> [YOUR INSTRUCTIONS]:
Pick out each line of the records in which the word "bubuk" appears.

[Extracted records]
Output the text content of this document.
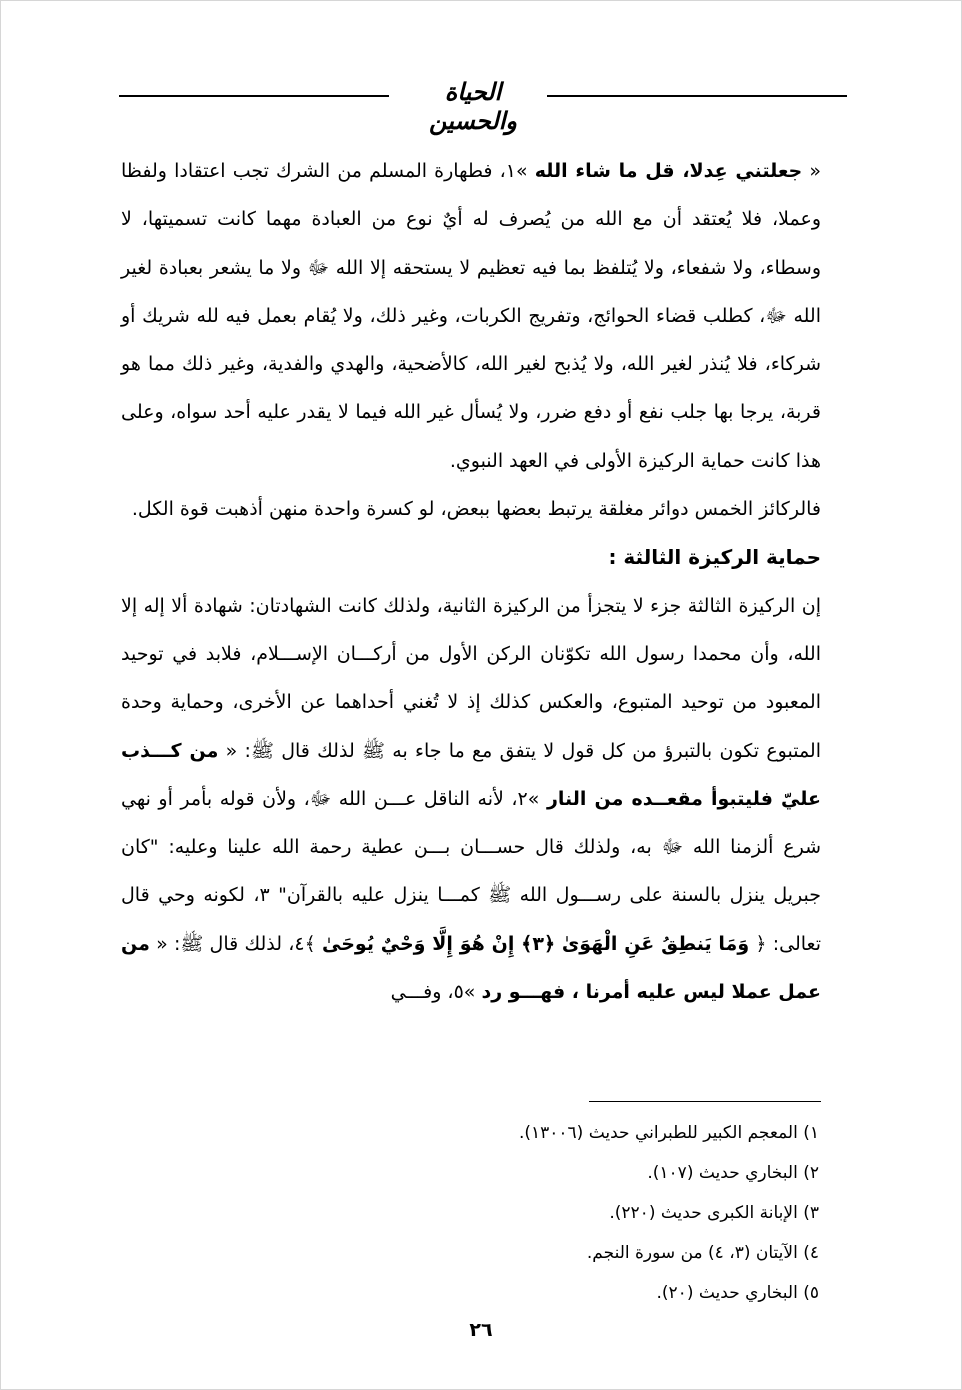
الحياة والحسين

« جعلتني عِدلا، قل ما شاء الله »١، فطهارة المسلم من الشرك تجب اعتقادا ولفظا وعملا، فلا يُعتقد أن مع الله من يُصرف له أيٌ نوع من العبادة مهما كانت تسميتها، لا وسطاء، ولا شفعاء، ولا يُتلفظ بما فيه تعظيم لا يستحقه إلا الله ﷻ ولا ما يشعر بعبادة لغير الله ﷻ، كطلب قضاء الحوائج، وتفريج الكربات، وغير ذلك، ولا يُقام بعمل فيه لله شريك أو شركاء، فلا يُنذر لغير الله، ولا يُذبح لغير الله، كالأضحية، والهدي والفدية، وغير ذلك مما هو قربة، يرجا بها جلب نفع أو دفع ضرر، ولا يُسأل غير الله فيما لا يقدر عليه أحد سواه، وعلى هذا كانت حماية الركيزة الأولى في العهد النبوي.

فالركائز الخمس دوائر مغلقة يرتبط بعضها ببعض، لو كسرة واحدة منهن أذهبت قوة الكل.

حماية الركيزة الثالثة :

إن الركيزة الثالثة جزء لا يتجزأ من الركيزة الثانية، ولذلك كانت الشهادتان: شهادة ألا إله إلا الله، وأن محمدا رسول الله تكوّنان الركن الأول من أركـــان الإســـلام، فلابد في توحيد المعبود من توحيد المتبوع، والعكس كذلك إذ لا تُغني أحداهما عن الأخرى، وحماية وحدة المتبوع تكون بالتبرؤ من كل قول لا يتفق مع ما جاء به ﷺ لذلك قال ﷺ: « من كـــذب عليّ فليتبوأ مقعــده من النار »٢، لأنه الناقل عـــن الله ﷻ، ولأن قوله بأمر أو نهي شرع ألزمنا الله ﷻ به، ولذلك قال حســـان بـــن عطية رحمة الله علينا وعليه: "كان جبريل ينزل بالسنة على رســـول الله ﷺ كمـــا ينزل عليه بالقرآن" ٣، لكونه وحي قال تعالى: ﴿ وَمَا يَنطِقُ عَنِ الْهَوَىٰ ﴿٣﴾ إِنْ هُوَ إِلَّا وَحْيٌ يُوحَىٰ ﴾٤، لذلك قال ﷺ: « من عمل عملا ليس عليه أمرنا ، فهـــو رد »٥، وفـــي

١) المعجم الكبير للطبراني حديث (١٣٠٠٦).
٢) البخاري حديث (١٠٧).
٣) الإبانة الكبرى حديث (٢٢٠).
٤) الآيتان (٣، ٤) من سورة النجم.
٥) البخاري حديث (٢٠).
٢٦
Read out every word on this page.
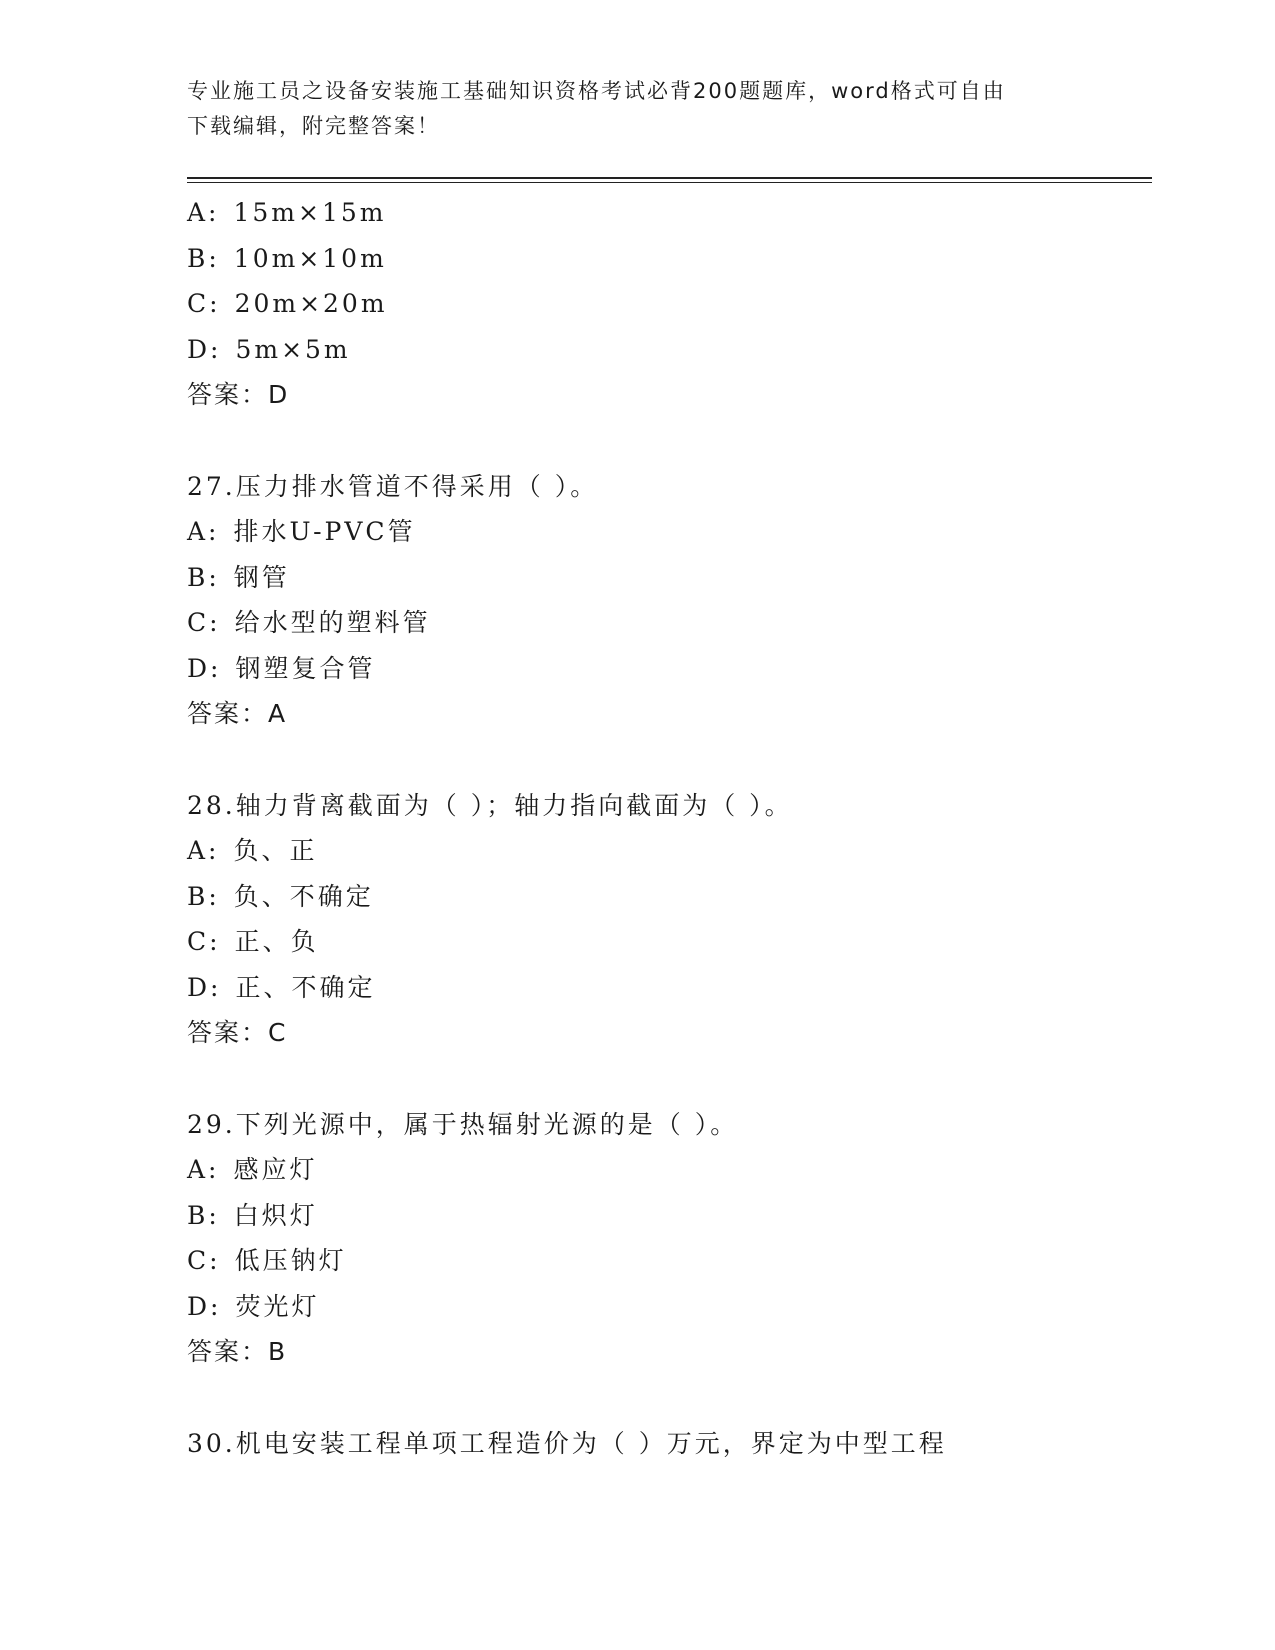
专业施工员之设备安装施工基础知识资格考试必背200题题库，word格式可自由
下载编辑，附完整答案！
A: 15m×15m
B: 10m×10m
C: 20m×20m
D: 5m×5m
答案：D
27.压力排水管道不得采用（ ）。
A: 排水U-PVC管
B: 钢管
C: 给水型的塑料管
D: 钢塑复合管
答案：A
28.轴力背离截面为（ ）；轴力指向截面为（ ）。
A: 负、正
B: 负、不确定
C: 正、负
D: 正、不确定
答案：C
29.下列光源中，属于热辐射光源的是（ ）。
A: 感应灯
B: 白炽灯
C: 低压钠灯
D: 荧光灯
答案：B
30.机电安装工程单项工程造价为（ ）万元，界定为中型工程
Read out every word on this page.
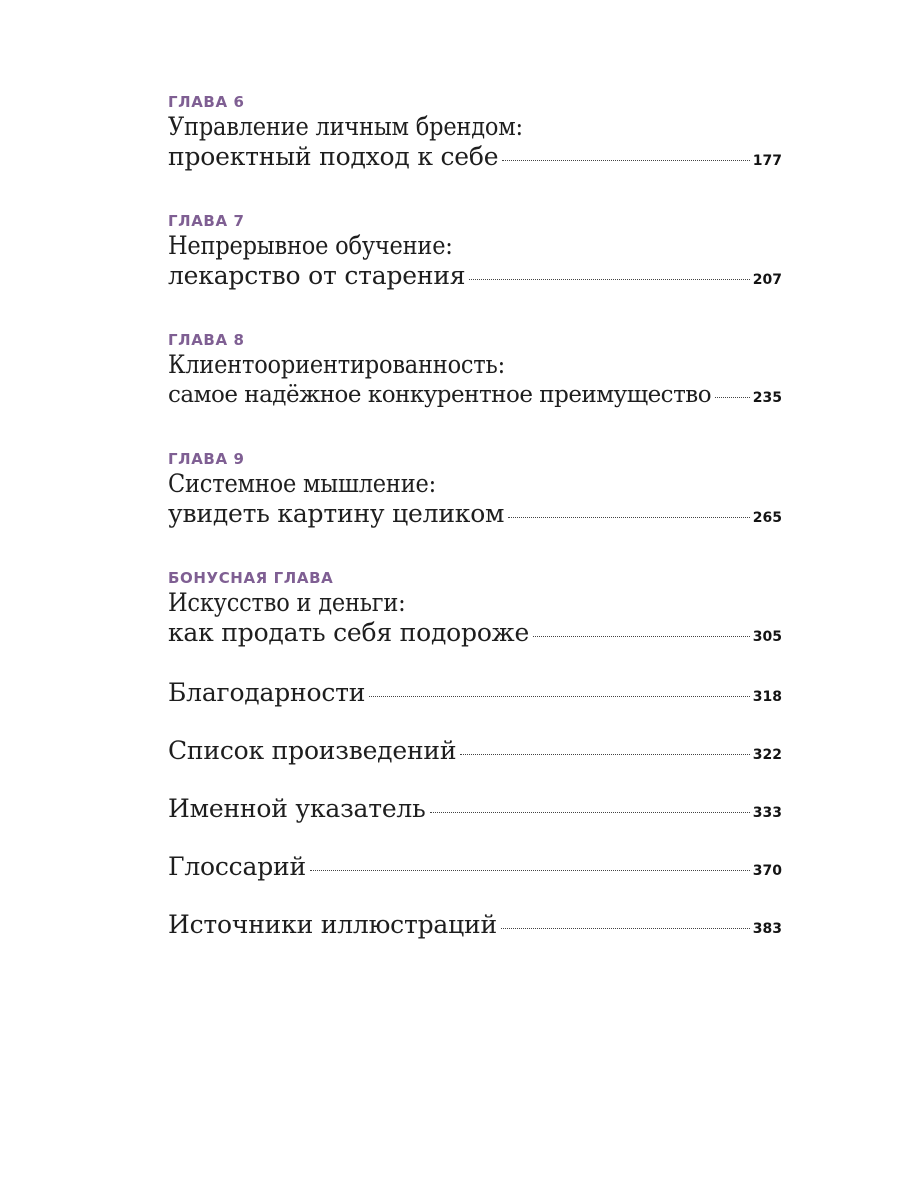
ГЛАВА 6
Управление личным брендом:
проектный подход к себе	177
ГЛАВА 7
Непрерывное обучение:
лекарство от старения	207
ГЛАВА 8
Клиентоориентированность:
самое надёжное конкурентное преимущество	235
ГЛАВА 9
Системное мышление:
увидеть картину целиком	265
БОНУСНАЯ ГЛАВА
Искусство и деньги:
как продать себя подороже	305
Благодарности	318
Список произведений	322
Именной указатель	333
Глоссарий	370
Источники иллюстраций	383
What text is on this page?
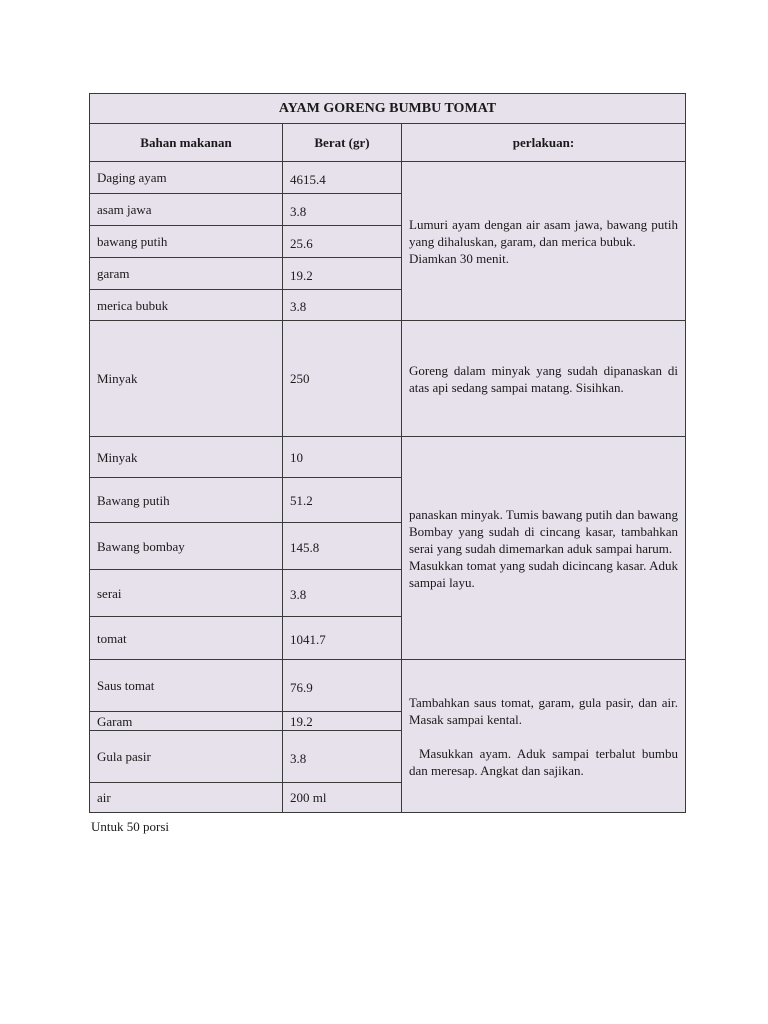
AYAM GORENG BUMBU TOMAT		
Bahan makanan	Berat (gr)	perlakuan:
Daging ayam	4615.4	Lumuri ayam dengan air asam jawa, bawang putih yang dihaluskan, garam, dan merica bubuk.

Diamkan 30 menit.

asam jawa	3.8	
bawang putih	25.6	
garam	19.2	
merica bubuk	3.8	
Minyak	250	Goreng dalam minyak yang sudah dipanaskan di atas api sedang sampai matang. Sisihkan.

Minyak	10	panaskan minyak. Tumis bawang putih dan bawang Bombay yang sudah di cincang kasar, tambahkan serai yang sudah dimemarkan aduk sampai harum.

Masukkan tomat yang sudah dicincang kasar. Aduk sampai layu.

Bawang putih	51.2	
Bawang bombay	145.8	
serai	3.8	
tomat	1041.7	
Saus tomat	76.9	Tambahkan saus tomat, garam, gula pasir, dan air. Masak sampai kental.

Masukkan ayam. Aduk sampai terbalut bumbu dan meresap. Angkat dan sajikan.

Garam	19.2	
Gula pasir	3.8	
air	200 ml	
Untuk 50 porsi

> [SOLUTION TO THE EXERCISE]:
Daging ayam	4615.4	Lumuri ayam dengan air asam jawa, bawang putih yang dihaluskan, garam, dan merica bubuk.
merica bubuk	3.8	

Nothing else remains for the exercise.